**The problem**
Check each line for the word "localization" and give how many have it. Say nothing else.

**Data section**
# # # # # # #
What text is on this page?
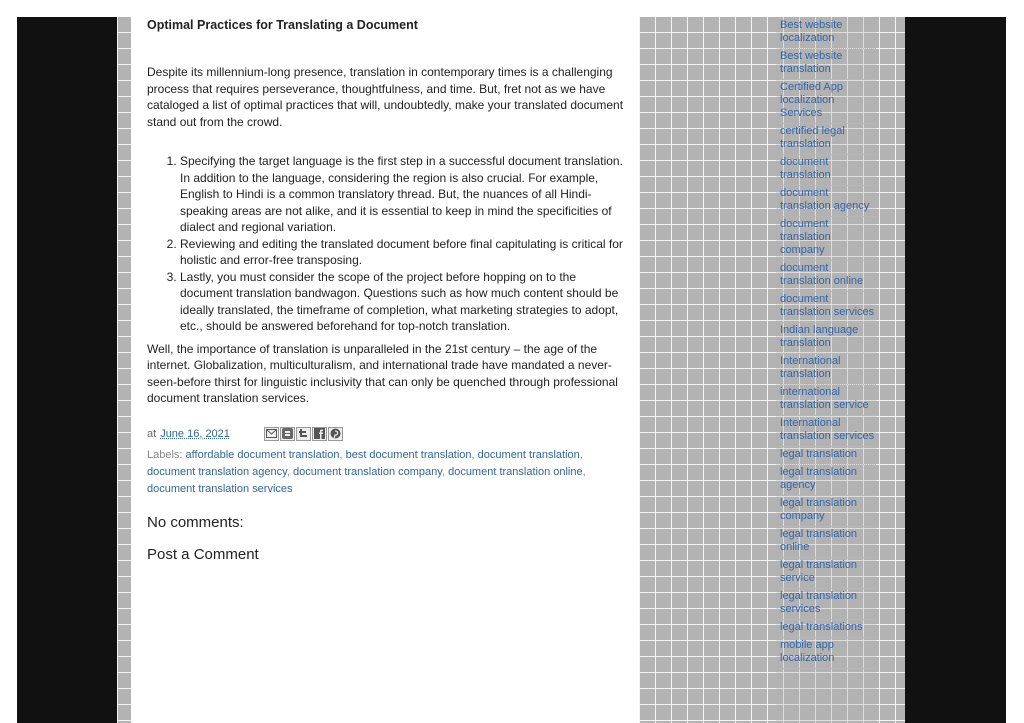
Optimal Practices for Translating a Document

Despite its millennium-long presence, translation in contemporary times is a challenging process that requires perseverance, thoughtfulness, and time. But, fret not as we have cataloged a list of optimal practices that will, undoubtedly, make your translated document stand out from the crowd.

1. Specifying the target language is the first step in a successful document translation. In addition to the language, considering the region is also crucial. For example, English to Hindi is a common translatory thread. But, the nuances of all Hindi-speaking areas are not alike, and it is essential to keep in mind the specificities of dialect and regional variation.
2. Reviewing and editing the translated document before final capitulating is critical for holistic and error-free transposing.
3. Lastly, you must consider the scope of the project before hopping on to the document translation bandwagon. Questions such as how much content should be ideally translated, the timeframe of completion, what marketing strategies to adopt, etc., should be answered beforehand for top-notch translation.

Well, the importance of translation is unparalleled in the 21st century – the age of the internet. Globalization, multiculturalism, and international trade have mandated a never-seen-before thirst for linguistic inclusivity that can only be quenched through professional document translation services.

at June 16, 2021
Labels: affordable document translation, best document translation, document translation, document translation agency, document translation company, document translation online, document translation services
No comments:
Post a Comment
Best website localization
Best website translation
Certified App localization Services
certified legal translation
document translation
document translation agency
document translation company
document translation online
document translation services
Indian language translation
International translation
international translation service
International translation services
legal translation
legal translation agency
legal translation company
legal translation online
legal translation service
legal translation services
legal translations
mobile app localization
# # # # # # #
**Task response**
3